=== Goal of the exercise ===
Take the data below and repeat it exactly.
^^^^^^^^^^^^^^^^
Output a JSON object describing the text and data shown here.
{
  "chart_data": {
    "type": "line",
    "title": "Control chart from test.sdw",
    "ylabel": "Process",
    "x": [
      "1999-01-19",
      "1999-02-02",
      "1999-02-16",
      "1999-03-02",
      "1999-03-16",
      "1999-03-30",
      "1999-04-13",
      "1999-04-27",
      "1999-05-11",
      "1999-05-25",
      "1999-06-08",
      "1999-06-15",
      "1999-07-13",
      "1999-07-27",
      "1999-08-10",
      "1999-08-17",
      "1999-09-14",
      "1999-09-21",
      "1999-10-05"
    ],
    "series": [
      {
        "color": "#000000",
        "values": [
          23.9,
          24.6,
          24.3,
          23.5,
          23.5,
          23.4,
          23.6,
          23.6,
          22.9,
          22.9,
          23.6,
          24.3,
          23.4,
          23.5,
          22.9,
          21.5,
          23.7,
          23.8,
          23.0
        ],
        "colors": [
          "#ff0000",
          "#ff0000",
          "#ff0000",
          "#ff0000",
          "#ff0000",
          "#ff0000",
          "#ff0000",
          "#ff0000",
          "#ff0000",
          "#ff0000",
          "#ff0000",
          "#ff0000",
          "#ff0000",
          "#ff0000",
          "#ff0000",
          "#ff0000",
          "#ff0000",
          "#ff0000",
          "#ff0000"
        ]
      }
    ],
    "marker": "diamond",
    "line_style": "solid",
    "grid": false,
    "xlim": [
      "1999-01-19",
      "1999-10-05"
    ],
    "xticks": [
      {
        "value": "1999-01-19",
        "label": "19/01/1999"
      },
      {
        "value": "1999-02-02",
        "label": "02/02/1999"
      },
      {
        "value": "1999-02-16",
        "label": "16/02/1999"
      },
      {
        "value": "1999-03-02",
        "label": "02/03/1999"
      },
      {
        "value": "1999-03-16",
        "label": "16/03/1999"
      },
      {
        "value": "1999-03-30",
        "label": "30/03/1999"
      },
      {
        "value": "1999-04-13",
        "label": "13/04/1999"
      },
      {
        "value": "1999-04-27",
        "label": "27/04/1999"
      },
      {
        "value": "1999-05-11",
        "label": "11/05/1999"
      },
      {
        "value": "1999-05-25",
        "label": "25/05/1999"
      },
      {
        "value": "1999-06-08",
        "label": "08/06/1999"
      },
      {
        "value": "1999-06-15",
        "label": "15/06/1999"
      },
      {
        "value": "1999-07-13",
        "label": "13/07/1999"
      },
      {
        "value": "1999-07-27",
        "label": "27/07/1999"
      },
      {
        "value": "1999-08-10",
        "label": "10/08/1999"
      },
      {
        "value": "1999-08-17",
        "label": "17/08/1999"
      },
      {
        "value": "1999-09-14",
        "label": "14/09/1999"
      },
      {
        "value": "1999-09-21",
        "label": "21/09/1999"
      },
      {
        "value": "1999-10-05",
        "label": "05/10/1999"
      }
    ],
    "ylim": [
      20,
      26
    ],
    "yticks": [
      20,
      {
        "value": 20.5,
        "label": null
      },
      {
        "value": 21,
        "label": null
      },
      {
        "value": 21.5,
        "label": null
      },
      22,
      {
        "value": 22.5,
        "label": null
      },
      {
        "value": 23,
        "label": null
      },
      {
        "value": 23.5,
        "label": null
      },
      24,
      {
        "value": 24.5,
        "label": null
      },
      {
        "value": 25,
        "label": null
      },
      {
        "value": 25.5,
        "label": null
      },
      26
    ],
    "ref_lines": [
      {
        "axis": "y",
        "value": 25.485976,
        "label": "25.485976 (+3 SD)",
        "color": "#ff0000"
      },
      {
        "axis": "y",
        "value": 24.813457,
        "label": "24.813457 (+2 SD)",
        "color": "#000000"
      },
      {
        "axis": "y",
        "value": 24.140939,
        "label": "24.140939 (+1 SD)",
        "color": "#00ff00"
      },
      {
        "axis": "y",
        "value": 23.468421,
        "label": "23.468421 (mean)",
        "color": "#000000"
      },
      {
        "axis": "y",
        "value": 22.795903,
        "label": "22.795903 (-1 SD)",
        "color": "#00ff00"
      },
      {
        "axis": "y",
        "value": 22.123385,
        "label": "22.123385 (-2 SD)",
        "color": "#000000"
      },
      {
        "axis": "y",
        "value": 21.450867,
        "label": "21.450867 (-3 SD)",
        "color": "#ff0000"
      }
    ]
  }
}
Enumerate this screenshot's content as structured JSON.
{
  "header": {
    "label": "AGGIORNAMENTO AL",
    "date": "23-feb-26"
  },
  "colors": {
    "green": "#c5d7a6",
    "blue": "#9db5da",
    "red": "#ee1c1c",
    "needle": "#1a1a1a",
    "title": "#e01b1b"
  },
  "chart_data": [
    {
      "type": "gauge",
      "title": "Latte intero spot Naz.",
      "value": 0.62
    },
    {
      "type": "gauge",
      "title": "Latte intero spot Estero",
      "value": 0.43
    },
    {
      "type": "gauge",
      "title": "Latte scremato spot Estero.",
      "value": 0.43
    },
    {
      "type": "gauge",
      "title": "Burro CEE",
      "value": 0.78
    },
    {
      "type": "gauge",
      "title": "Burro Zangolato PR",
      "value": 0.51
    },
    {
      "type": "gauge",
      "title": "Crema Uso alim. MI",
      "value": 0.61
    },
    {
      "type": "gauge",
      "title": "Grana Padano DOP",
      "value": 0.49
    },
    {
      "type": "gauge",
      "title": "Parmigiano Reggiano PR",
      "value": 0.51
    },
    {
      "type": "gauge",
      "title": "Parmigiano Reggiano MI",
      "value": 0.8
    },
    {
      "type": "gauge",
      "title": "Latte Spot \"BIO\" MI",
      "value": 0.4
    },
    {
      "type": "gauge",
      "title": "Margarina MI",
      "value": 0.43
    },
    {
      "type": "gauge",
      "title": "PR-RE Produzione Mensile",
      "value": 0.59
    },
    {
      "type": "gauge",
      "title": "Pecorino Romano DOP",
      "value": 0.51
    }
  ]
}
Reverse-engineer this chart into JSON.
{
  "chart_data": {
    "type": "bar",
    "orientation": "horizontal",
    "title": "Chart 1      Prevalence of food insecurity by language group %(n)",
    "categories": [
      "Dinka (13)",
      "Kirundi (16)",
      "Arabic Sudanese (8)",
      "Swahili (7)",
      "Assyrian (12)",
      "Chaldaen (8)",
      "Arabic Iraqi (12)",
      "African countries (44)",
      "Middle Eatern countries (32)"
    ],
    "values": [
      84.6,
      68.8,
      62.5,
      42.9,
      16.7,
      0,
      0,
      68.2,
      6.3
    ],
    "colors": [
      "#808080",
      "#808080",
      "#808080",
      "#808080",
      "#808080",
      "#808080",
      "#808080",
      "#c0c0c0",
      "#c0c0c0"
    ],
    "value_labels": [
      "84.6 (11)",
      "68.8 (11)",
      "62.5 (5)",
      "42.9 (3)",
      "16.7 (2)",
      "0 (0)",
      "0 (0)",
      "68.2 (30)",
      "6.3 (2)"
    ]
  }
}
^^^^^^^^^^^^^^^^
=== Correct output ===
Output a JSON object describing the text and data shown here.
{
  "chart_data": {
    "type": "line",
    "title": "Control chart from test.sdw",
    "ylabel": "Process",
    "x": [
      "1999-01-19",
      "1999-02-02",
      "1999-02-16",
      "1999-03-02",
      "1999-03-16",
      "1999-03-30",
      "1999-04-13",
      "1999-04-27",
      "1999-05-11",
      "1999-05-25",
      "1999-06-08",
      "1999-06-15",
      "1999-07-13",
      "1999-07-27",
      "1999-08-10",
      "1999-08-17",
      "1999-09-14",
      "1999-09-21",
      "1999-10-05"
    ],
    "series": [
      {
        "color": "#000000",
        "values": [
          23.9,
          24.6,
          24.3,
          23.5,
          23.5,
          23.4,
          23.6,
          23.6,
          22.9,
          22.9,
          23.6,
          24.3,
          23.4,
          23.5,
          22.9,
          21.5,
          23.7,
          23.8,
          23.0
        ],
        "colors": [
          "#ff0000",
          "#ff0000",
          "#ff0000",
          "#ff0000",
          "#ff0000",
          "#ff0000",
          "#ff0000",
          "#ff0000",
          "#ff0000",
          "#ff0000",
          "#ff0000",
          "#ff0000",
          "#ff0000",
          "#ff0000",
          "#ff0000",
          "#ff0000",
          "#ff0000",
          "#ff0000",
          "#ff0000"
        ]
      }
    ],
    "marker": "diamond",
    "line_style": "solid",
    "grid": false,
    "xlim": [
      "1999-01-19",
      "1999-10-05"
    ],
    "xticks": [
      {
        "value": "1999-01-19",
        "label": "19/01/1999"
      },
      {
        "value": "1999-02-02",
        "label": "02/02/1999"
      },
      {
        "value": "1999-02-16",
        "label": "16/02/1999"
      },
      {
        "value": "1999-03-02",
        "label": "02/03/1999"
      },
      {
        "value": "1999-03-16",
        "label": "16/03/1999"
      },
      {
        "value": "1999-03-30",
        "label": "30/03/1999"
      },
      {
        "value": "1999-04-13",
        "label": "13/04/1999"
      },
      {
        "value": "1999-04-27",
        "label": "27/04/1999"
      },
      {
        "value": "1999-05-11",
        "label": "11/05/1999"
      },
      {
        "value": "1999-05-25",
        "label": "25/05/1999"
      },
      {
        "value": "1999-06-08",
        "label": "08/06/1999"
      },
      {
        "value": "1999-06-15",
        "label": "15/06/1999"
      },
      {
        "value": "1999-07-13",
        "label": "13/07/1999"
      },
      {
        "value": "1999-07-27",
        "label": "27/07/1999"
      },
      {
        "value": "1999-08-10",
        "label": "10/08/1999"
      },
      {
        "value": "1999-08-17",
        "label": "17/08/1999"
      },
      {
        "value": "1999-09-14",
        "label": "14/09/1999"
      },
      {
        "value": "1999-09-21",
        "label": "21/09/1999"
      },
      {
        "value": "1999-10-05",
        "label": "05/10/1999"
      }
    ],
    "ylim": [
      20,
      26
    ],
    "yticks": [
      20,
      {
        "value": 20.5,
        "label": null
      },
      {
        "value": 21,
        "label": null
      },
      {
        "value": 21.5,
        "label": null
      },
      22,
      {
        "value": 22.5,
        "label": null
      },
      {
        "value": 23,
        "label": null
      },
      {
        "value": 23.5,
        "label": null
      },
      24,
      {
        "value": 24.5,
        "label": null
      },
      {
        "value": 25,
        "label": null
      },
      {
        "value": 25.5,
        "label": null
      },
      26
    ],
    "ref_lines": [
      {
        "axis": "y",
        "value": 25.485976,
        "label": "25.485976 (+3 SD)",
        "color": "#ff0000"
      },
      {
        "axis": "y",
        "value": 24.813457,
        "label": "24.813457 (+2 SD)",
        "color": "#000000"
      },
      {
        "axis": "y",
        "value": 24.140939,
        "label": "24.140939 (+1 SD)",
        "color": "#00ff00"
      },
      {
        "axis": "y",
        "value": 23.468421,
        "label": "23.468421 (mean)",
        "color": "#000000"
      },
      {
        "axis": "y",
        "value": 22.795903,
        "label": "22.795903 (-1 SD)",
        "color": "#00ff00"
      },
      {
        "axis": "y",
        "value": 22.123385,
        "label": "22.123385 (-2 SD)",
        "color": "#000000"
      },
      {
        "axis": "y",
        "value": 21.450867,
        "label": "21.450867 (-3 SD)",
        "color": "#ff0000"
      }
    ]
  }
}
Enumerate this screenshot's content as structured JSON.
{
  "header": {
    "label": "AGGIORNAMENTO AL",
    "date": "23-feb-26"
  },
  "colors": {
    "green": "#c5d7a6",
    "blue": "#9db5da",
    "red": "#ee1c1c",
    "needle": "#1a1a1a",
    "title": "#e01b1b"
  },
  "chart_data": [
    {
      "type": "gauge",
      "title": "Latte intero spot Naz.",
      "value": 0.62
    },
    {
      "type": "gauge",
      "title": "Latte intero spot Estero",
      "value": 0.43
    },
    {
      "type": "gauge",
      "title": "Latte scremato spot Estero.",
      "value": 0.43
    },
    {
      "type": "gauge",
      "title": "Burro CEE",
      "value": 0.78
    },
    {
      "type": "gauge",
      "title": "Burro Zangolato PR",
      "value": 0.51
    },
    {
      "type": "gauge",
      "title": "Crema Uso alim. MI",
      "value": 0.61
    },
    {
      "type": "gauge",
      "title": "Grana Padano DOP",
      "value": 0.49
    },
    {
      "type": "gauge",
      "title": "Parmigiano Reggiano PR",
      "value": 0.51
    },
    {
      "type": "gauge",
      "title": "Parmigiano Reggiano MI",
      "value": 0.8
    },
    {
      "type": "gauge",
      "title": "Latte Spot \"BIO\" MI",
      "value": 0.4
    },
    {
      "type": "gauge",
      "title": "Margarina MI",
      "value": 0.43
    },
    {
      "type": "gauge",
      "title": "PR-RE Produzione Mensile",
      "value": 0.59
    },
    {
      "type": "gauge",
      "title": "Pecorino Romano DOP",
      "value": 0.51
    }
  ]
}
Reverse-engineer this chart into JSON.
{
  "chart_data": {
    "type": "bar",
    "orientation": "horizontal",
    "title": "Chart 1      Prevalence of food insecurity by language group %(n)",
    "categories": [
      "Dinka (13)",
      "Kirundi (16)",
      "Arabic Sudanese (8)",
      "Swahili (7)",
      "Assyrian (12)",
      "Chaldaen (8)",
      "Arabic Iraqi (12)",
      "African countries (44)",
      "Middle Eatern countries (32)"
    ],
    "values": [
      84.6,
      68.8,
      62.5,
      42.9,
      16.7,
      0,
      0,
      68.2,
      6.3
    ],
    "colors": [
      "#808080",
      "#808080",
      "#808080",
      "#808080",
      "#808080",
      "#808080",
      "#808080",
      "#c0c0c0",
      "#c0c0c0"
    ],
    "value_labels": [
      "84.6 (11)",
      "68.8 (11)",
      "62.5 (5)",
      "42.9 (3)",
      "16.7 (2)",
      "0 (0)",
      "0 (0)",
      "68.2 (30)",
      "6.3 (2)"
    ]
  }
}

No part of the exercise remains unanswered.